Records shown →
★ ★ ★ ★ ★
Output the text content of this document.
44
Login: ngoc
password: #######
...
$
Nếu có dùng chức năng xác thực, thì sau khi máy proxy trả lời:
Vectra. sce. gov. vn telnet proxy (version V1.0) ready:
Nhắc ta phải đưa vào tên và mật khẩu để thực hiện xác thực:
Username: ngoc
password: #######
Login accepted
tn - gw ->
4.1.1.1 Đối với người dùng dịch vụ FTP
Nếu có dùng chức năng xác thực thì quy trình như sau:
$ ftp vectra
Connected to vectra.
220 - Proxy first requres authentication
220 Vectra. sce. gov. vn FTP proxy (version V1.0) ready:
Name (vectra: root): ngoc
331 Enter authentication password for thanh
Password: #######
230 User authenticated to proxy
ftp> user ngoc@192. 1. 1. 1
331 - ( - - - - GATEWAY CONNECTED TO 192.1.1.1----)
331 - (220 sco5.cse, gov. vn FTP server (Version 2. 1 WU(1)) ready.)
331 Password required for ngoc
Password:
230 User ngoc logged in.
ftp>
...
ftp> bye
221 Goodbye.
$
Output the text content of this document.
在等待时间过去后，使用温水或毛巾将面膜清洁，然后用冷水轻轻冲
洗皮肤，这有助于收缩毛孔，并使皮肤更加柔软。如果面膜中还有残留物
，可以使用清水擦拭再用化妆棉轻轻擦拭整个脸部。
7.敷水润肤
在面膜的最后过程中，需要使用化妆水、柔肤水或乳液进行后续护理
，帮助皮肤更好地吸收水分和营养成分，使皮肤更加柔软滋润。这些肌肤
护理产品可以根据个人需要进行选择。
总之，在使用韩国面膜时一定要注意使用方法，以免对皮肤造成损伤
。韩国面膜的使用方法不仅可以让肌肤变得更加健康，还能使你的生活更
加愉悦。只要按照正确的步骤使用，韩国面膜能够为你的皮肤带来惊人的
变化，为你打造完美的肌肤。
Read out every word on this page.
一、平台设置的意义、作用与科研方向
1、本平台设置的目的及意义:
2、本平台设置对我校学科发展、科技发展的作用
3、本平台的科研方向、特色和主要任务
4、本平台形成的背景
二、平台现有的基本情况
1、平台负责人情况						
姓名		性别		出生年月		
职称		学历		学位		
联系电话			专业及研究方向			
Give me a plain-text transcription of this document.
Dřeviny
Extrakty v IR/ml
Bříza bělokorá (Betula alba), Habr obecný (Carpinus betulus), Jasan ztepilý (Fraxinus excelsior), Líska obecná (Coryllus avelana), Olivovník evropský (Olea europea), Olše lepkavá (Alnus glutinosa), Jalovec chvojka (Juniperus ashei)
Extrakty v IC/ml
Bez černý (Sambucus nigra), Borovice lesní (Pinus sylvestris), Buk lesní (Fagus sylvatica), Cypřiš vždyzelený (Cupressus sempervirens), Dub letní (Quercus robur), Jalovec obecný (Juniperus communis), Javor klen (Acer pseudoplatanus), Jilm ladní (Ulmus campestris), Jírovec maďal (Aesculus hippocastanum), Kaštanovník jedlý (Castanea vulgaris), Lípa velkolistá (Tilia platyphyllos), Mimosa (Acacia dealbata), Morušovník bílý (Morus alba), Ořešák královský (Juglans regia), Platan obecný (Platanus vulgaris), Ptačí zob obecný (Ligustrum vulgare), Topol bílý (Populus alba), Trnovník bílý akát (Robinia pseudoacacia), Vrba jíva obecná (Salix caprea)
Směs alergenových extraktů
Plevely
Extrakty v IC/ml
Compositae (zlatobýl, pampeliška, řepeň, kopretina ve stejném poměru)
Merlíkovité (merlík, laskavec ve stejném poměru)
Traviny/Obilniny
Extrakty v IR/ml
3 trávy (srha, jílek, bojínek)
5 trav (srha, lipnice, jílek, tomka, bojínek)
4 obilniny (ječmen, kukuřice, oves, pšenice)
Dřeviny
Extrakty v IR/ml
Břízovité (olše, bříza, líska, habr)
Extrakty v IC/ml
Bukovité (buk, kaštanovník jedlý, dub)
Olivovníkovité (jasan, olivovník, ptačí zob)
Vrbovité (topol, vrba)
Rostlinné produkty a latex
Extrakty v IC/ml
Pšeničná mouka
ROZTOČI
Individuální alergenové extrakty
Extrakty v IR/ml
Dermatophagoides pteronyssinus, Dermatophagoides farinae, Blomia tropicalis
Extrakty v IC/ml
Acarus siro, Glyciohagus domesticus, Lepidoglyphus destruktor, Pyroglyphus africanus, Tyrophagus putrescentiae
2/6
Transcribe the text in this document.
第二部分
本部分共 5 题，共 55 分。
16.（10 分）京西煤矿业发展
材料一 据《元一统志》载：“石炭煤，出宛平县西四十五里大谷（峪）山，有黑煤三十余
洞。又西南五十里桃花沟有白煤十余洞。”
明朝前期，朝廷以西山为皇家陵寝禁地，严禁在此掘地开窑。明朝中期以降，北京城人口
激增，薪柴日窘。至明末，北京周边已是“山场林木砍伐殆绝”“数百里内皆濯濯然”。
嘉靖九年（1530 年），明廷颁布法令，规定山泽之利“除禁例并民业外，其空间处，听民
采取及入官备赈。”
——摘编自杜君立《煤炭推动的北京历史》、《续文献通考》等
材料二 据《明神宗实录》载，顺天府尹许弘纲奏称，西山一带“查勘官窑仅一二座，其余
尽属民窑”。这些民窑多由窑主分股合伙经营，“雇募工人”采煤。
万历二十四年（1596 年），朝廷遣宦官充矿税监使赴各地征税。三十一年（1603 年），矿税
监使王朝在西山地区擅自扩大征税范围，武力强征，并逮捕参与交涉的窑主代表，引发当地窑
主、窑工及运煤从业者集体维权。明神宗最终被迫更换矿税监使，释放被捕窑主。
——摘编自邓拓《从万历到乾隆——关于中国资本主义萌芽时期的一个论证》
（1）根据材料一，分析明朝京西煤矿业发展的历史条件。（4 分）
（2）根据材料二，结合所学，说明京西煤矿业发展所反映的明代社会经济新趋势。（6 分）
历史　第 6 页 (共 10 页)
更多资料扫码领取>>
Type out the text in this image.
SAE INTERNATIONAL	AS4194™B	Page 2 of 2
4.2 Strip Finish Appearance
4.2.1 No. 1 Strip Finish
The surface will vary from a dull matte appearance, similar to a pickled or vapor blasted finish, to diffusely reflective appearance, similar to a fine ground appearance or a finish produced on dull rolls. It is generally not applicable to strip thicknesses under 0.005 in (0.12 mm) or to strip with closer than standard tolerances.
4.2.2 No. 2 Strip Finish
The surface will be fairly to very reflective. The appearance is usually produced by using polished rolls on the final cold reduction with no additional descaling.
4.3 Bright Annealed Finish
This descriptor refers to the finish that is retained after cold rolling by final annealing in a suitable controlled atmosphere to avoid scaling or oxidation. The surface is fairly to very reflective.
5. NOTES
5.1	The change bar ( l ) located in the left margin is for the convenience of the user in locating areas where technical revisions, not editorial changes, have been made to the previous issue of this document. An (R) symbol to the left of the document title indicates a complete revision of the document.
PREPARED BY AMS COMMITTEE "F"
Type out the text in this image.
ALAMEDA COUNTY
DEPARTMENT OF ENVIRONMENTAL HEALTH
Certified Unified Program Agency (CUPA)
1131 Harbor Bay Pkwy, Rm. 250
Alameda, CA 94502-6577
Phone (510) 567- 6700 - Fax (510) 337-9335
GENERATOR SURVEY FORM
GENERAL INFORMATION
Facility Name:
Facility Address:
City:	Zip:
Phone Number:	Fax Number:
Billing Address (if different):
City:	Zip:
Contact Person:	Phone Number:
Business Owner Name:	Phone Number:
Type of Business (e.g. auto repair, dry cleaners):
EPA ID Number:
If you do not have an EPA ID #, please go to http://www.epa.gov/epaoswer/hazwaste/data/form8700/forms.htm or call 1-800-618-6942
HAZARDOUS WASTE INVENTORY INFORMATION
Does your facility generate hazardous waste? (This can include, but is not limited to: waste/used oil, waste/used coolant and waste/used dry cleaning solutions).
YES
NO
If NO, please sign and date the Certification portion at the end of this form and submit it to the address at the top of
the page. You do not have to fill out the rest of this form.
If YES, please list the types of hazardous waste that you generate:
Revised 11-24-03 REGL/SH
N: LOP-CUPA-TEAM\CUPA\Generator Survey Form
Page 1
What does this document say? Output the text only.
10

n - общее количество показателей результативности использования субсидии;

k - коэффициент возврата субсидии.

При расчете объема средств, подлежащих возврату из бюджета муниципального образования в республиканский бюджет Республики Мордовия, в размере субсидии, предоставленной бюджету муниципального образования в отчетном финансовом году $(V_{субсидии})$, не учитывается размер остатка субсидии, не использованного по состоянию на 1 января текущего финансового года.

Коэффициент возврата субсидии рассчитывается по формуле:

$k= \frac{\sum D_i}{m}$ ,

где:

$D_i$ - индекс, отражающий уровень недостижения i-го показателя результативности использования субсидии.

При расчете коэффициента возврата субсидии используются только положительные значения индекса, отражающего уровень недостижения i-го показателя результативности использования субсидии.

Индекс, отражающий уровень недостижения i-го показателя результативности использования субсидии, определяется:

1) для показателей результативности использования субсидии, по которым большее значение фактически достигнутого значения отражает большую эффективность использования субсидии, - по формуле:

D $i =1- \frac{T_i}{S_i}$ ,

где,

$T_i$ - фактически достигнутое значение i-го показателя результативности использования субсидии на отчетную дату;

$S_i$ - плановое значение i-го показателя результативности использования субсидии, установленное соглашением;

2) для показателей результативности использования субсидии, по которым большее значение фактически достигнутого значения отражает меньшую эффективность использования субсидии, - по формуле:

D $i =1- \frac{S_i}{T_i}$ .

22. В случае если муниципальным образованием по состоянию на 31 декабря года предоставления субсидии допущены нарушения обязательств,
★ ★ ★ ★ ★
Directions → Pick out lines containing the word "stejném", each one as written.

Answer below →
Compositae (zlatobýl, pampeliška, řepeň, kopretina ve stejném poměru)
Merlíkovité (merlík, laskavec ve stejném poměru)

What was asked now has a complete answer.